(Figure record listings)
= = = = =

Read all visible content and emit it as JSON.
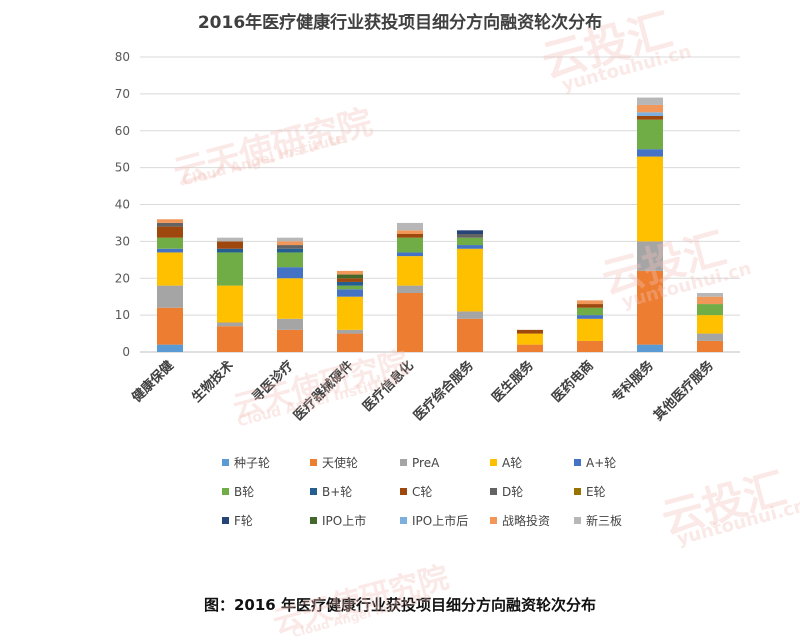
{
  "caption": "图：2016 年医疗健康行业获投项目细分方向融资轮次分布",
  "watermarks": [
    {
      "text": "云投汇"
    },
    {
      "text": "yuntouhui.cn"
    },
    {
      "text": "云天使研究院"
    },
    {
      "text": "Cloud Angel Institute"
    },
    {
      "text": "云投汇"
    },
    {
      "text": "yuntouhui.cn"
    },
    {
      "text": "云天使研究院"
    },
    {
      "text": "Cloud Angel Institute"
    },
    {
      "text": "云投汇"
    },
    {
      "text": "yuntouhui.cn"
    },
    {
      "text": "云天使研究院"
    },
    {
      "text": "Cloud Angel Institute"
    }
  ],
  "chart_data": {
    "type": "bar",
    "stacked": true,
    "title": "2016年医疗健康行业获投项目细分方向融资轮次分布",
    "xlabel": "",
    "ylabel": "",
    "ylim": [
      0,
      80
    ],
    "yticks": [
      0,
      10,
      20,
      30,
      40,
      50,
      60,
      70,
      80
    ],
    "grid": true,
    "legend_position": "bottom",
    "categories": [
      "健康保健",
      "生物技术",
      "寻医诊疗",
      "医疗器械硬件",
      "医疗信息化",
      "医疗综合服务",
      "医生服务",
      "医药电商",
      "专科服务",
      "其他医疗服务"
    ],
    "series": [
      {
        "name": "种子轮",
        "color": "#5b9bd5",
        "values": [
          2,
          0,
          0,
          0,
          0,
          0,
          0,
          0,
          2,
          0
        ]
      },
      {
        "name": "天使轮",
        "color": "#ed7d31",
        "values": [
          10,
          7,
          6,
          5,
          16,
          9,
          2,
          3,
          20,
          3
        ]
      },
      {
        "name": "PreA",
        "color": "#a5a5a5",
        "values": [
          6,
          1,
          3,
          1,
          2,
          2,
          0,
          0,
          8,
          2
        ]
      },
      {
        "name": "A轮",
        "color": "#ffc000",
        "values": [
          9,
          10,
          11,
          9,
          8,
          17,
          3,
          6,
          23,
          5
        ]
      },
      {
        "name": "A+轮",
        "color": "#4472c4",
        "values": [
          1,
          0,
          3,
          2,
          1,
          1,
          0,
          1,
          2,
          0
        ]
      },
      {
        "name": "B轮",
        "color": "#70ad47",
        "values": [
          3,
          9,
          4,
          1,
          4,
          2,
          0,
          2,
          8,
          3
        ]
      },
      {
        "name": "B+轮",
        "color": "#255e91",
        "values": [
          0,
          1,
          1,
          1,
          0,
          0,
          0,
          0,
          0,
          0
        ]
      },
      {
        "name": "C轮",
        "color": "#9e480e",
        "values": [
          3,
          2,
          0,
          1,
          1,
          0,
          1,
          1,
          1,
          0
        ]
      },
      {
        "name": "D轮",
        "color": "#636363",
        "values": [
          1,
          0,
          1,
          0,
          0,
          1,
          0,
          0,
          0,
          0
        ]
      },
      {
        "name": "E轮",
        "color": "#997300",
        "values": [
          0,
          0,
          0,
          0,
          0,
          0,
          0,
          0,
          0,
          0
        ]
      },
      {
        "name": "F轮",
        "color": "#264478",
        "values": [
          0,
          0,
          0,
          0,
          0,
          1,
          0,
          0,
          0,
          0
        ]
      },
      {
        "name": "IPO上市",
        "color": "#43682b",
        "values": [
          0,
          0,
          0,
          1,
          0,
          0,
          0,
          0,
          0,
          0
        ]
      },
      {
        "name": "IPO上市后",
        "color": "#7cafdd",
        "values": [
          0,
          0,
          0,
          0,
          0,
          0,
          0,
          0,
          1,
          0
        ]
      },
      {
        "name": "战略投资",
        "color": "#f1975a",
        "values": [
          1,
          0,
          1,
          1,
          1,
          0,
          0,
          1,
          2,
          2
        ]
      },
      {
        "name": "新三板",
        "color": "#b7b7b7",
        "values": [
          0,
          1,
          1,
          0,
          2,
          0,
          0,
          0,
          2,
          1
        ]
      }
    ]
  }
}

= = = = =

Written request:
Extract the full listing exactly, with the pictures left out.

Written response:
Read all visible content and emit it as JSON.
{
  "caption": "图：2016 年医疗健康行业获投项目细分方向融资轮次分布",
  "watermarks": [
    {
      "text": "云投汇"
    },
    {
      "text": "yuntouhui.cn"
    },
    {
      "text": "云天使研究院"
    },
    {
      "text": "Cloud Angel Institute"
    },
    {
      "text": "云投汇"
    },
    {
      "text": "yuntouhui.cn"
    },
    {
      "text": "云天使研究院"
    },
    {
      "text": "Cloud Angel Institute"
    },
    {
      "text": "云投汇"
    },
    {
      "text": "yuntouhui.cn"
    },
    {
      "text": "云天使研究院"
    },
    {
      "text": "Cloud Angel Institute"
    }
  ],
  "chart_data": {
    "type": "bar",
    "stacked": true,
    "title": "2016年医疗健康行业获投项目细分方向融资轮次分布",
    "xlabel": "",
    "ylabel": "",
    "ylim": [
      0,
      80
    ],
    "yticks": [
      0,
      10,
      20,
      30,
      40,
      50,
      60,
      70,
      80
    ],
    "grid": true,
    "legend_position": "bottom",
    "categories": [
      "健康保健",
      "生物技术",
      "寻医诊疗",
      "医疗器械硬件",
      "医疗信息化",
      "医疗综合服务",
      "医生服务",
      "医药电商",
      "专科服务",
      "其他医疗服务"
    ],
    "series": [
      {
        "name": "种子轮",
        "color": "#5b9bd5",
        "values": [
          2,
          0,
          0,
          0,
          0,
          0,
          0,
          0,
          2,
          0
        ]
      },
      {
        "name": "天使轮",
        "color": "#ed7d31",
        "values": [
          10,
          7,
          6,
          5,
          16,
          9,
          2,
          3,
          20,
          3
        ]
      },
      {
        "name": "PreA",
        "color": "#a5a5a5",
        "values": [
          6,
          1,
          3,
          1,
          2,
          2,
          0,
          0,
          8,
          2
        ]
      },
      {
        "name": "A轮",
        "color": "#ffc000",
        "values": [
          9,
          10,
          11,
          9,
          8,
          17,
          3,
          6,
          23,
          5
        ]
      },
      {
        "name": "A+轮",
        "color": "#4472c4",
        "values": [
          1,
          0,
          3,
          2,
          1,
          1,
          0,
          1,
          2,
          0
        ]
      },
      {
        "name": "B轮",
        "color": "#70ad47",
        "values": [
          3,
          9,
          4,
          1,
          4,
          2,
          0,
          2,
          8,
          3
        ]
      },
      {
        "name": "B+轮",
        "color": "#255e91",
        "values": [
          0,
          1,
          1,
          1,
          0,
          0,
          0,
          0,
          0,
          0
        ]
      },
      {
        "name": "C轮",
        "color": "#9e480e",
        "values": [
          3,
          2,
          0,
          1,
          1,
          0,
          1,
          1,
          1,
          0
        ]
      },
      {
        "name": "D轮",
        "color": "#636363",
        "values": [
          1,
          0,
          1,
          0,
          0,
          1,
          0,
          0,
          0,
          0
        ]
      },
      {
        "name": "E轮",
        "color": "#997300",
        "values": [
          0,
          0,
          0,
          0,
          0,
          0,
          0,
          0,
          0,
          0
        ]
      },
      {
        "name": "F轮",
        "color": "#264478",
        "values": [
          0,
          0,
          0,
          0,
          0,
          1,
          0,
          0,
          0,
          0
        ]
      },
      {
        "name": "IPO上市",
        "color": "#43682b",
        "values": [
          0,
          0,
          0,
          1,
          0,
          0,
          0,
          0,
          0,
          0
        ]
      },
      {
        "name": "IPO上市后",
        "color": "#7cafdd",
        "values": [
          0,
          0,
          0,
          0,
          0,
          0,
          0,
          0,
          1,
          0
        ]
      },
      {
        "name": "战略投资",
        "color": "#f1975a",
        "values": [
          1,
          0,
          1,
          1,
          1,
          0,
          0,
          1,
          2,
          2
        ]
      },
      {
        "name": "新三板",
        "color": "#b7b7b7",
        "values": [
          0,
          1,
          1,
          0,
          2,
          0,
          0,
          0,
          2,
          1
        ]
      }
    ]
  }
}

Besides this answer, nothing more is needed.